EXERCISE DETAILS: Copy the records below word for word, leaving out the pictures.

Spatial layout data:
%%

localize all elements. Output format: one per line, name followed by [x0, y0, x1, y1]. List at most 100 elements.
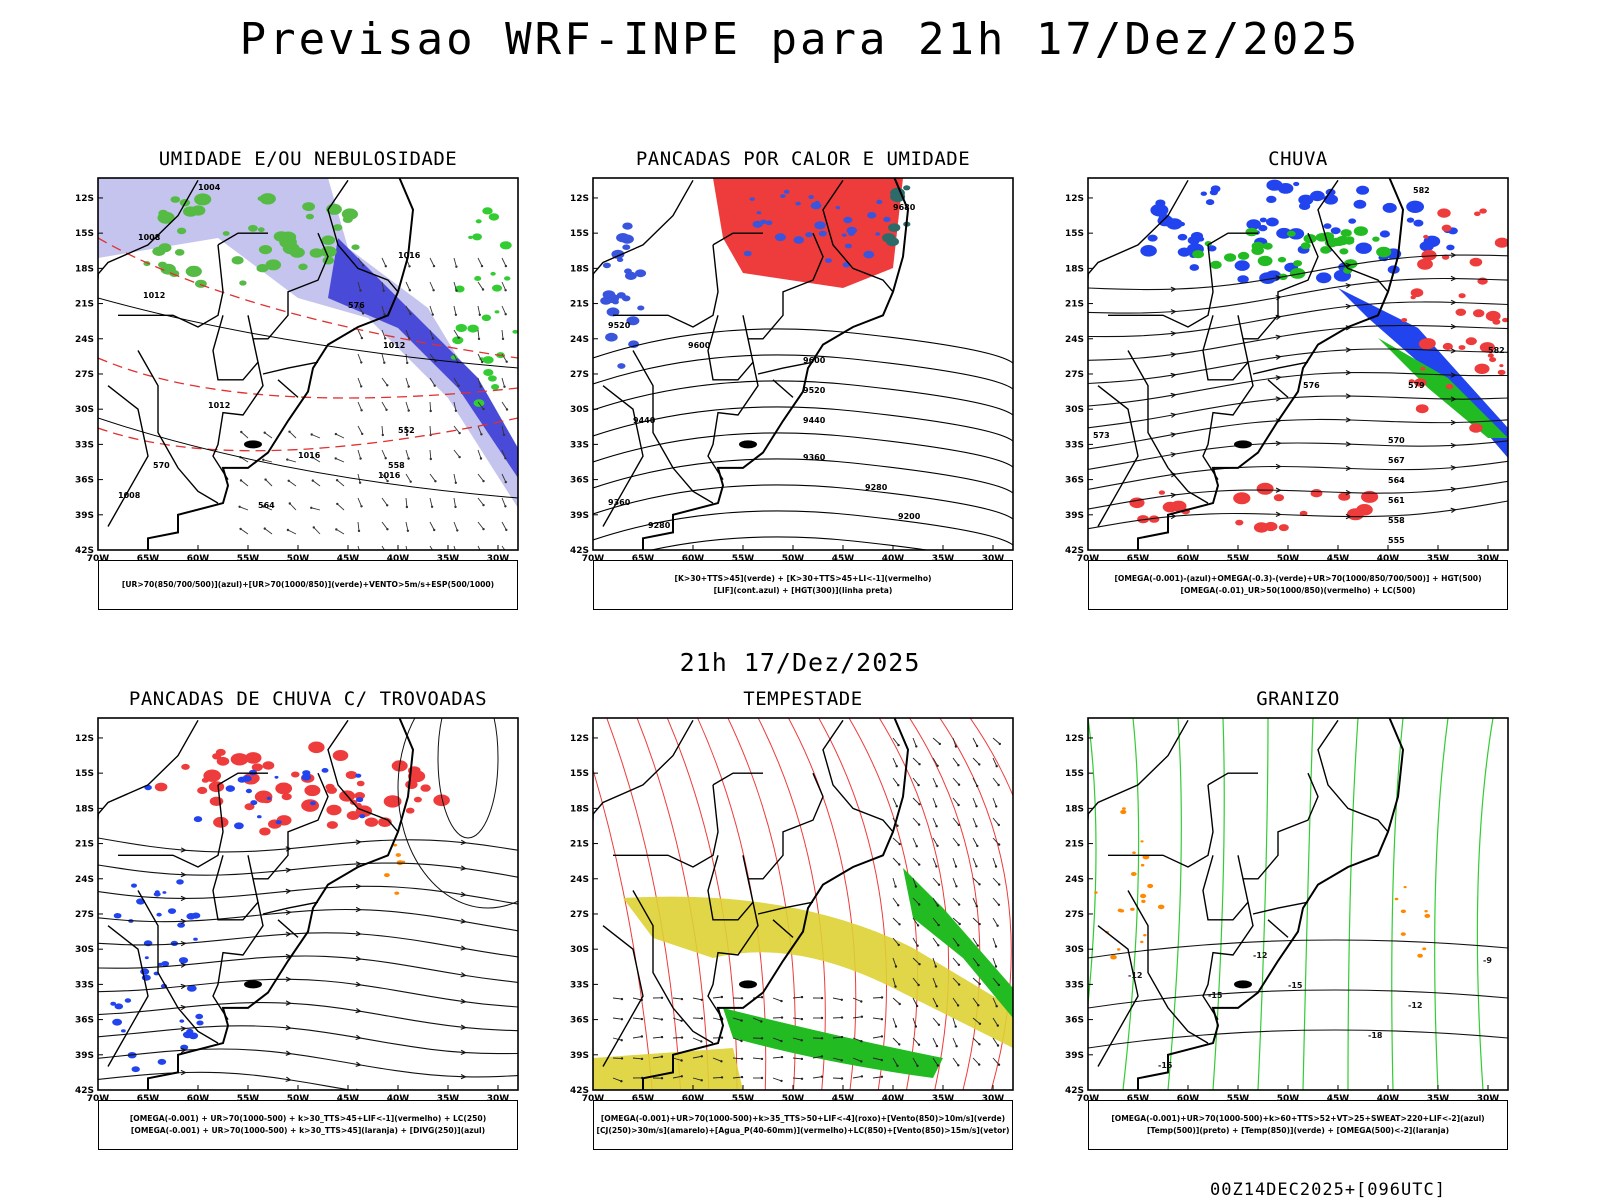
- wind-vector-head: [820, 1037, 824, 1040]
- wind-vector-head: [880, 1075, 884, 1078]
- wind-vector-head: [620, 997, 624, 1001]
- wind-850-area: [903, 868, 1013, 1018]
- omega-rain-south-cell: [1148, 515, 1160, 523]
- lat-tick-label: 18S: [1065, 804, 1084, 814]
- wind-vector-head: [480, 433, 483, 436]
- wind-vector: [477, 497, 484, 506]
- lat-tick-label: 30S: [570, 405, 589, 415]
- omega-strong-cells-cell: [1277, 256, 1287, 263]
- streamline-arrow: [1275, 511, 1282, 518]
- wind-vector: [381, 329, 386, 339]
- wind-vector-head: [935, 805, 938, 808]
- omega-rain-cells-cell: [1421, 249, 1437, 261]
- thunderstorm-cells-cell: [251, 763, 263, 772]
- lat-tick-label: 18S: [75, 804, 94, 814]
- streamline-arrow: [181, 1093, 186, 1097]
- humidity-low-cells-cell: [231, 256, 244, 265]
- omega-500-east-cell: [1424, 910, 1428, 913]
- lat-tick-label: 42S: [75, 546, 94, 556]
- wind-vector-head: [897, 743, 900, 747]
- omega-weak-cells-cell: [1356, 185, 1370, 195]
- wind-vector: [832, 1077, 843, 1079]
- lat-tick-label: 42S: [1065, 546, 1084, 556]
- omega-strong-cells-cell: [1204, 241, 1212, 247]
- wind-vector-head: [880, 996, 884, 999]
- wind-vector-head: [312, 526, 315, 529]
- political-border: [1243, 772, 1319, 880]
- wind-vector-head: [458, 455, 461, 459]
- thunderstorm-cells-cell: [197, 786, 208, 795]
- streamline-arrow: [1275, 440, 1282, 446]
- wind-vector: [240, 480, 249, 487]
- wind-vector-head: [454, 481, 457, 484]
- wind-vector: [992, 737, 1001, 745]
- wind-vector: [357, 329, 363, 339]
- wind-vector: [357, 257, 364, 266]
- temp-850-contour: [1122, 718, 1140, 1090]
- wind-vector-head: [740, 997, 744, 1000]
- divergence-south-cell: [179, 1019, 185, 1023]
- wind-vector: [477, 545, 481, 550]
- wind-vector-head: [361, 312, 365, 315]
- wind-vector-head: [897, 943, 900, 947]
- map-layer: [593, 718, 1013, 1090]
- divergence-cells-cell: [301, 773, 311, 781]
- political-border: [748, 772, 824, 880]
- wind-vector-head: [978, 922, 981, 926]
- lon-tick-label: 70W: [87, 1094, 110, 1104]
- lat-tick-label: 30S: [75, 405, 94, 415]
- omega-rain-cells-cell: [1502, 317, 1508, 323]
- political-border: [217, 232, 268, 246]
- wind-vector: [612, 1077, 622, 1082]
- wind-vector: [992, 997, 998, 1007]
- humidity-low-cells-cell: [191, 205, 206, 216]
- lat-tick-label: 36S: [1065, 476, 1084, 486]
- wind-vector: [812, 1076, 822, 1079]
- lat-tick-label: 36S: [75, 476, 94, 486]
- wind-vector: [477, 521, 484, 530]
- wind-vector: [792, 1057, 802, 1060]
- omega-500-cells-cell: [1116, 948, 1121, 951]
- wind-vector-head: [432, 264, 436, 268]
- wind-vector: [405, 497, 408, 508]
- wind-vector-head: [409, 312, 412, 316]
- political-border: [137, 890, 219, 1044]
- wind-vector-head: [978, 1022, 982, 1025]
- divergence-south-cell: [140, 968, 150, 975]
- wind-vector-head: [504, 313, 507, 316]
- lifted-index-west-cell: [622, 244, 631, 250]
- wind-vector: [972, 897, 978, 907]
- panel-title: GRANIZO: [1256, 688, 1340, 710]
- divergence-south-cell: [186, 1028, 194, 1034]
- wind-vector-head: [720, 1076, 724, 1079]
- wind-vector-head: [620, 1039, 623, 1042]
- wind-vector: [772, 1077, 782, 1082]
- wind-vector: [932, 917, 939, 926]
- omega-weak-cells-cell: [1353, 199, 1367, 209]
- humidity-low-cells-east-cell: [475, 219, 482, 224]
- omega-rain-cells-cell: [1507, 334, 1508, 339]
- wind-vector: [952, 977, 960, 985]
- wind-vector: [453, 497, 456, 507]
- streamline-arrow: [285, 976, 292, 982]
- wind-vector-head: [760, 1076, 764, 1080]
- wind-vector-head: [880, 1018, 884, 1021]
- wind-vector: [712, 1057, 722, 1062]
- lifted-index-west-cell: [605, 332, 618, 342]
- political-border: [822, 719, 894, 833]
- wind-vector: [429, 497, 433, 507]
- omega-weak-cells-cell: [1187, 236, 1200, 245]
- temp-850-contour: [1257, 718, 1269, 1090]
- legend-line: [CJ(250)>30m/s](amarelo)+[Agua_P(40-60mm…: [596, 1126, 1010, 1135]
- omega-rain-cells-cell: [1497, 369, 1506, 376]
- omega-rain-south-cell: [1170, 500, 1187, 512]
- panel-legend: [OMEGA(-0.001)+UR>70(1000-500)+k>60+TTS>…: [1088, 1100, 1508, 1150]
- contour-label: 558: [1388, 516, 1405, 525]
- wind-vector: [992, 757, 998, 767]
- omega-rain-cells-cell: [1479, 208, 1487, 214]
- humidity-low-cells-cell: [302, 202, 315, 212]
- lon-tick-label: 50W: [782, 554, 805, 564]
- wind-vector-head: [383, 313, 386, 316]
- omega-strong-cells-cell: [1293, 260, 1303, 267]
- lat-tick-label: 30S: [1065, 945, 1084, 955]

%%

SOLVED EXERCISE:
localize all elements. Output format: one per line, name followed by [x0, y0, x1, y1]. List at most 100 elements.
- wind-vector-head: [820, 1037, 824, 1040]
- wind-vector-head: [880, 1075, 884, 1078]
- wind-vector-head: [620, 997, 624, 1001]
- wind-850-area: [903, 868, 1013, 1018]
- omega-rain-south-cell: [1148, 515, 1160, 523]
- lat-tick-label: 18S: [1065, 804, 1084, 814]
- wind-vector-head: [480, 433, 483, 436]
- wind-vector: [477, 497, 484, 506]
- lat-tick-label: 30S: [570, 405, 589, 415]
- omega-strong-cells-cell: [1277, 256, 1287, 263]
- streamline-arrow: [1275, 511, 1282, 518]
- wind-vector: [381, 329, 386, 339]
- wind-vector-head: [935, 805, 938, 808]
- omega-rain-cells-cell: [1421, 249, 1437, 261]
- thunderstorm-cells-cell: [251, 763, 263, 772]
- lat-tick-label: 18S: [75, 804, 94, 814]
- streamline-arrow: [181, 1093, 186, 1097]
- humidity-low-cells-cell: [231, 256, 244, 265]
- omega-500-east-cell: [1424, 910, 1428, 913]
- lat-tick-label: 42S: [75, 546, 94, 556]
- wind-vector-head: [897, 743, 900, 747]
- omega-weak-cells-cell: [1356, 185, 1370, 195]
- wind-vector: [832, 1077, 843, 1079]
- lat-tick-label: 42S: [1065, 546, 1084, 556]
- omega-strong-cells-cell: [1204, 241, 1212, 247]
- wind-vector-head: [880, 996, 884, 999]
- wind-vector-head: [312, 526, 315, 529]
- political-border: [1243, 772, 1319, 880]
- wind-vector-head: [458, 455, 461, 459]
- thunderstorm-cells-cell: [197, 786, 208, 795]
- streamline-arrow: [1275, 440, 1282, 446]
- wind-vector: [240, 480, 249, 487]
- wind-vector-head: [454, 481, 457, 484]
- wind-vector: [992, 737, 1001, 745]
- wind-vector: [357, 329, 363, 339]
- wind-vector: [357, 257, 364, 266]
- temp-850-contour: [1122, 718, 1140, 1090]
- wind-vector-head: [740, 997, 744, 1000]
- divergence-south-cell: [179, 1019, 185, 1023]
- wind-vector: [477, 545, 481, 550]
- wind-vector-head: [361, 312, 365, 315]
- wind-vector-head: [897, 943, 900, 947]
- map-layer: [593, 718, 1013, 1090]
- divergence-cells-cell: [301, 773, 311, 781]
- political-border: [748, 772, 824, 880]
- wind-vector-head: [978, 922, 981, 926]
- lon-tick-label: 70W: [87, 1094, 110, 1104]
- lat-tick-label: 30S: [75, 405, 94, 415]
- omega-rain-cells-cell: [1502, 317, 1508, 323]
- political-border: [217, 232, 268, 246]
- wind-vector: [612, 1077, 622, 1082]
- wind-vector: [992, 997, 998, 1007]
- humidity-low-cells-cell: [191, 205, 206, 216]
- lat-tick-label: 36S: [1065, 476, 1084, 486]
- wind-vector: [812, 1076, 822, 1079]
- lat-tick-label: 36S: [75, 476, 94, 486]
- wind-vector: [477, 521, 484, 530]
- wind-vector: [792, 1057, 802, 1060]
- omega-500-cells-cell: [1116, 948, 1121, 951]
- wind-vector-head: [432, 264, 436, 268]
- wind-vector: [405, 497, 408, 508]
- wind-vector-head: [409, 312, 412, 316]
- political-border: [137, 890, 219, 1044]
- wind-vector-head: [978, 1022, 982, 1025]
- divergence-south-cell: [140, 968, 150, 975]
- wind-vector-head: [504, 313, 507, 316]
- lifted-index-west-cell: [622, 244, 631, 250]
- wind-vector: [972, 897, 978, 907]
- panel-title: GRANIZO: [1256, 688, 1340, 710]
- divergence-south-cell: [186, 1028, 194, 1034]
- wind-vector-head: [720, 1076, 724, 1079]
- wind-vector-head: [620, 1039, 623, 1042]
- wind-vector: [772, 1077, 782, 1082]
- wind-vector: [932, 917, 939, 926]
- omega-weak-cells-cell: [1353, 199, 1367, 209]
- humidity-low-cells-east-cell: [475, 219, 482, 224]
- omega-rain-cells-cell: [1507, 334, 1508, 339]
- wind-vector: [952, 977, 960, 985]
- wind-vector: [453, 497, 456, 507]
- streamline-arrow: [285, 976, 292, 982]
- wind-vector-head: [760, 1076, 764, 1080]
- wind-vector-head: [880, 1018, 884, 1021]
- wind-vector: [712, 1057, 722, 1062]
- lifted-index-west-cell: [605, 332, 618, 342]
- political-border: [822, 719, 894, 833]
- wind-vector: [429, 497, 433, 507]
- omega-weak-cells-cell: [1187, 236, 1200, 245]
- temp-850-contour: [1257, 718, 1269, 1090]
- legend-line: [CJ(250)>30m/s](amarelo)+[Agua_P(40-60mm…: [596, 1126, 1010, 1135]
- omega-rain-cells-cell: [1497, 369, 1506, 376]
- omega-rain-south-cell: [1170, 500, 1187, 512]
- panel-legend: [OMEGA(-0.001)+UR>70(1000-500)+k>60+TTS>…: [1088, 1100, 1508, 1150]
- contour-label: 558: [1388, 516, 1405, 525]
- wind-vector: [992, 757, 998, 767]
- omega-rain-cells-cell: [1479, 208, 1487, 214]
- humidity-low-cells-cell: [302, 202, 315, 212]
- lon-tick-label: 50W: [782, 554, 805, 564]
- wind-vector-head: [383, 313, 386, 316]
- omega-strong-cells-cell: [1293, 260, 1303, 267]
- lat-tick-label: 30S: [1065, 945, 1084, 955]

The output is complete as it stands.